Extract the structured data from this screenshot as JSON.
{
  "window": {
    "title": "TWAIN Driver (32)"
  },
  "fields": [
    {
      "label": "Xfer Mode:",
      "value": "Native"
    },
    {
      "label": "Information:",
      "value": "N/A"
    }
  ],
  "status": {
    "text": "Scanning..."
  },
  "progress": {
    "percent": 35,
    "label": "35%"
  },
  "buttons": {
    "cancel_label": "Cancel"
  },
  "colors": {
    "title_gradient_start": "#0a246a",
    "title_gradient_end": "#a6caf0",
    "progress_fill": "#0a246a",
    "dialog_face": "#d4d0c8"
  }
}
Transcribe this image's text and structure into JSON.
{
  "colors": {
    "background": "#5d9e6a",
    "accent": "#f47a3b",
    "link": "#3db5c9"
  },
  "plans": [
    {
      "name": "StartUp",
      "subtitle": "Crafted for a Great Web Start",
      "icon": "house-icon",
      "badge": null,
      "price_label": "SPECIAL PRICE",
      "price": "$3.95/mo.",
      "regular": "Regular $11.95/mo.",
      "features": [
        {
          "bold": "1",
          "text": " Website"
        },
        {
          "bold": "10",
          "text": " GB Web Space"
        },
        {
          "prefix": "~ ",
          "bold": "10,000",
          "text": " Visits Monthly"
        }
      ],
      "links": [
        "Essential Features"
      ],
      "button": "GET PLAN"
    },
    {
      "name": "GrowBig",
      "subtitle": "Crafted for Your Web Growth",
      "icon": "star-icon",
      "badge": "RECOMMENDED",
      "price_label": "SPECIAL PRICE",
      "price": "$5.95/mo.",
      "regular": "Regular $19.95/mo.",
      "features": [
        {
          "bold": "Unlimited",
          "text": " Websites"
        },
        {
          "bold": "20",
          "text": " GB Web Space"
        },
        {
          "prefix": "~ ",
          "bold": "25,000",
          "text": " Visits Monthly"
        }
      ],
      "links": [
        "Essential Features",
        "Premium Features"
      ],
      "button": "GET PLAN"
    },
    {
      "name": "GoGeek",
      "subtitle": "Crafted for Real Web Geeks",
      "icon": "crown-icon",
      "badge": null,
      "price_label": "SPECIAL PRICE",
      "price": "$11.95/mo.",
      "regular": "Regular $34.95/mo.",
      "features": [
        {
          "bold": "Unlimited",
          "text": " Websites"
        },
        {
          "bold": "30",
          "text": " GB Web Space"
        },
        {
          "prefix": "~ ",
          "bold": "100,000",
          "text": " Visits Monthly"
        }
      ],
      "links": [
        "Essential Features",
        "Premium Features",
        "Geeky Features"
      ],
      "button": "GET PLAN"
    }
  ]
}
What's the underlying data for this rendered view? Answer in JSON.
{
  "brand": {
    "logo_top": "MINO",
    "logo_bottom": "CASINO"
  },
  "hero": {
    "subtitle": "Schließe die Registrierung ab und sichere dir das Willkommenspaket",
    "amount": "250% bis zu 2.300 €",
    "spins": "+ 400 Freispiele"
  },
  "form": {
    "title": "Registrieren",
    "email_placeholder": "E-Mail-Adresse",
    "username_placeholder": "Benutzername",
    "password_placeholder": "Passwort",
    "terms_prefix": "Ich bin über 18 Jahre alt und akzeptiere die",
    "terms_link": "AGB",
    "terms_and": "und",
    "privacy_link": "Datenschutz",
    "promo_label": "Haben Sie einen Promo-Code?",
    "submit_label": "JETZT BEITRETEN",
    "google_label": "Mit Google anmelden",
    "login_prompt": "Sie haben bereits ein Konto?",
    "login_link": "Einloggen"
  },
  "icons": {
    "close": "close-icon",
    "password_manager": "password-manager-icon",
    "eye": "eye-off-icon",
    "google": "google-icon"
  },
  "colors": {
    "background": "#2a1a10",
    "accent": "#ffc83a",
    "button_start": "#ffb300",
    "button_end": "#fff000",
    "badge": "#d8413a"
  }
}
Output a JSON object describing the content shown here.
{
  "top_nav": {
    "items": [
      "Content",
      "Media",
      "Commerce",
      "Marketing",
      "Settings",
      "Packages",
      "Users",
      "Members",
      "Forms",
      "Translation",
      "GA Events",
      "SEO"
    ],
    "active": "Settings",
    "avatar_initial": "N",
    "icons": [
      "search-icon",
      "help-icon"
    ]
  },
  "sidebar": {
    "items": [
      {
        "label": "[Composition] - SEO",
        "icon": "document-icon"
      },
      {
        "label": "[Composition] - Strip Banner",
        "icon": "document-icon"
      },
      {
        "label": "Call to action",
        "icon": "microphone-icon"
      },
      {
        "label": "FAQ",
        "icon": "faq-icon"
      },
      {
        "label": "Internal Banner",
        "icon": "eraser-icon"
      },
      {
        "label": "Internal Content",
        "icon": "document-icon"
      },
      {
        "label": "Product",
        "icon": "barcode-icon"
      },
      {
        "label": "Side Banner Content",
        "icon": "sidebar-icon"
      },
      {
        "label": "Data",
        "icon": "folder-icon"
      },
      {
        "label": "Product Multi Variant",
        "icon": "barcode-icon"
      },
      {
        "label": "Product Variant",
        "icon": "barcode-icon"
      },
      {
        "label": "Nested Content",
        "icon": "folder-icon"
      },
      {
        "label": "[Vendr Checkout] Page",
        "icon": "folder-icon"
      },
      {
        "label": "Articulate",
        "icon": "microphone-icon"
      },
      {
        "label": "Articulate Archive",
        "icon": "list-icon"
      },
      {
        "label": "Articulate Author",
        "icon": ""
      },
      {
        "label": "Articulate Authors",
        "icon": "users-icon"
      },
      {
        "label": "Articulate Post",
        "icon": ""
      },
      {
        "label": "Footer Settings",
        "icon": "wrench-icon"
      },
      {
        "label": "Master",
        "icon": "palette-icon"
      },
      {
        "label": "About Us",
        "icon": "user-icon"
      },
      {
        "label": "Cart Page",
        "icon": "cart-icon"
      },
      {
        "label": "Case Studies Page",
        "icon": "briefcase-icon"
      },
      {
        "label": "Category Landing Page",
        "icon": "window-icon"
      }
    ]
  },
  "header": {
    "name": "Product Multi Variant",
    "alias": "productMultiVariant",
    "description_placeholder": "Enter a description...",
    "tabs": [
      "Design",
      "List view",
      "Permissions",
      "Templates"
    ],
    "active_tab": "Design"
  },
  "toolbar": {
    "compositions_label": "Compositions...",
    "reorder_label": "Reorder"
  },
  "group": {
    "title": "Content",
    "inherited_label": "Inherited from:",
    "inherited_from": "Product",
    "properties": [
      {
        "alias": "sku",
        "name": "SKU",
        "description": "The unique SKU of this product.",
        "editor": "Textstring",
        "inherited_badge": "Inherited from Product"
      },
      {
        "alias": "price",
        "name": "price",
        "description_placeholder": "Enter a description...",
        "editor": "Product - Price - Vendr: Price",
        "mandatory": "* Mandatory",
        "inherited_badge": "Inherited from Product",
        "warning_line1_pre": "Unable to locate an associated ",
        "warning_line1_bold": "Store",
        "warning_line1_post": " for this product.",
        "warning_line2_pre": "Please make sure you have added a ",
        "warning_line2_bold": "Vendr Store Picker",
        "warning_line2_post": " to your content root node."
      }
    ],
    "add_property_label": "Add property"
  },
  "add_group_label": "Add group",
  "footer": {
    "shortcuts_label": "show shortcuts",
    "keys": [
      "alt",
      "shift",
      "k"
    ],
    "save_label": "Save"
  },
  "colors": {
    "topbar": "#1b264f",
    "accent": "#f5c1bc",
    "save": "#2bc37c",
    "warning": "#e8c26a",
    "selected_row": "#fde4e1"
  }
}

### [Exercise brief]
Each line in the data that holds the string "subtitle" should be found and copied.

### [Answer to this task]
      "subtitle": "Crafted for a Great Web Start",
      "subtitle": "Crafted for Your Web Growth",
      "subtitle": "Crafted for Real Web Geeks",
    "subtitle": "Schließe die Registrierung ab und sichere dir das Willkommenspaket",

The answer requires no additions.